_DATA SECTION_

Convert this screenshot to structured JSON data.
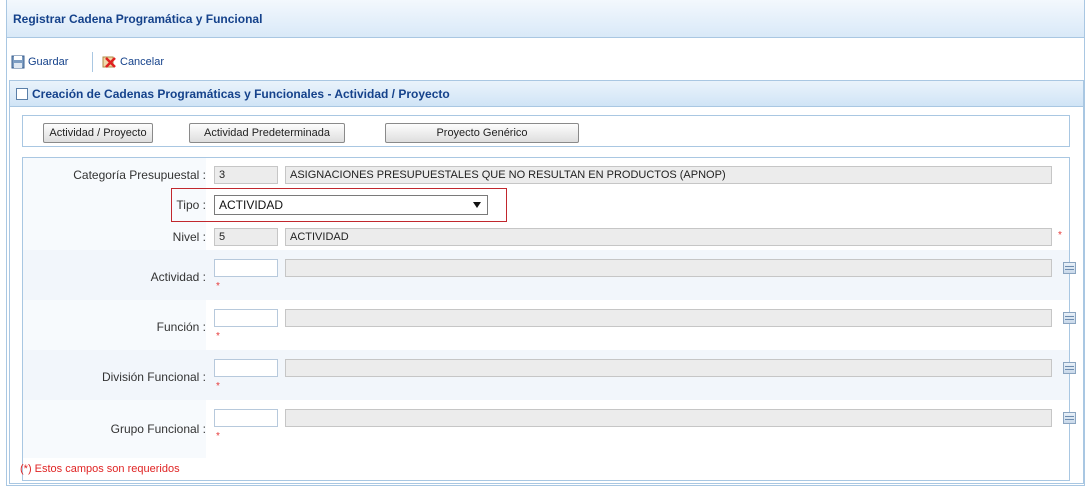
{
  "window": {
    "title": "Registrar Cadena Programática y Funcional"
  },
  "toolbar": {
    "save_label": "Guardar",
    "cancel_label": "Cancelar"
  },
  "panel": {
    "title": "Creación de Cadenas Programáticas y Funcionales - Actividad / Proyecto",
    "buttons": [
      "Actividad / Proyecto",
      "Actividad Predeterminada",
      "Proyecto Genérico"
    ]
  },
  "form": {
    "categoria": {
      "label": "Categoría Presupuestal :",
      "code": "3",
      "desc": "ASIGNACIONES PRESUPUESTALES QUE NO RESULTAN EN PRODUCTOS (APNOP)"
    },
    "tipo": {
      "label": "Tipo :",
      "value": "ACTIVIDAD"
    },
    "nivel": {
      "label": "Nivel :",
      "code": "5",
      "desc": "ACTIVIDAD"
    },
    "actividad": {
      "label": "Actividad :"
    },
    "funcion": {
      "label": "Función :"
    },
    "division": {
      "label": "División Funcional :"
    },
    "grupo": {
      "label": "Grupo Funcional :"
    },
    "required_mark": "*",
    "note": "(*) Estos campos son requeridos"
  },
  "colors": {
    "accent": "#15428b",
    "border": "#a9c7e2",
    "highlight": "#c1272d",
    "required": "#e02424",
    "stripe": "#f2f6fb"
  }
}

_WHAT TO WORK ON_
Except for the pictures, reproduce every line exactly.

_RESPONSE BELOW_
Convert this screenshot to structured JSON data.
{
  "window": {
    "title": "Registrar Cadena Programática y Funcional"
  },
  "toolbar": {
    "save_label": "Guardar",
    "cancel_label": "Cancelar"
  },
  "panel": {
    "title": "Creación de Cadenas Programáticas y Funcionales - Actividad / Proyecto",
    "buttons": [
      "Actividad / Proyecto",
      "Actividad Predeterminada",
      "Proyecto Genérico"
    ]
  },
  "form": {
    "categoria": {
      "label": "Categoría Presupuestal :",
      "code": "3",
      "desc": "ASIGNACIONES PRESUPUESTALES QUE NO RESULTAN EN PRODUCTOS (APNOP)"
    },
    "tipo": {
      "label": "Tipo :",
      "value": "ACTIVIDAD"
    },
    "nivel": {
      "label": "Nivel :",
      "code": "5",
      "desc": "ACTIVIDAD"
    },
    "actividad": {
      "label": "Actividad :"
    },
    "funcion": {
      "label": "Función :"
    },
    "division": {
      "label": "División Funcional :"
    },
    "grupo": {
      "label": "Grupo Funcional :"
    },
    "required_mark": "*",
    "note": "(*) Estos campos son requeridos"
  },
  "colors": {
    "accent": "#15428b",
    "border": "#a9c7e2",
    "highlight": "#c1272d",
    "required": "#e02424",
    "stripe": "#f2f6fb"
  }
}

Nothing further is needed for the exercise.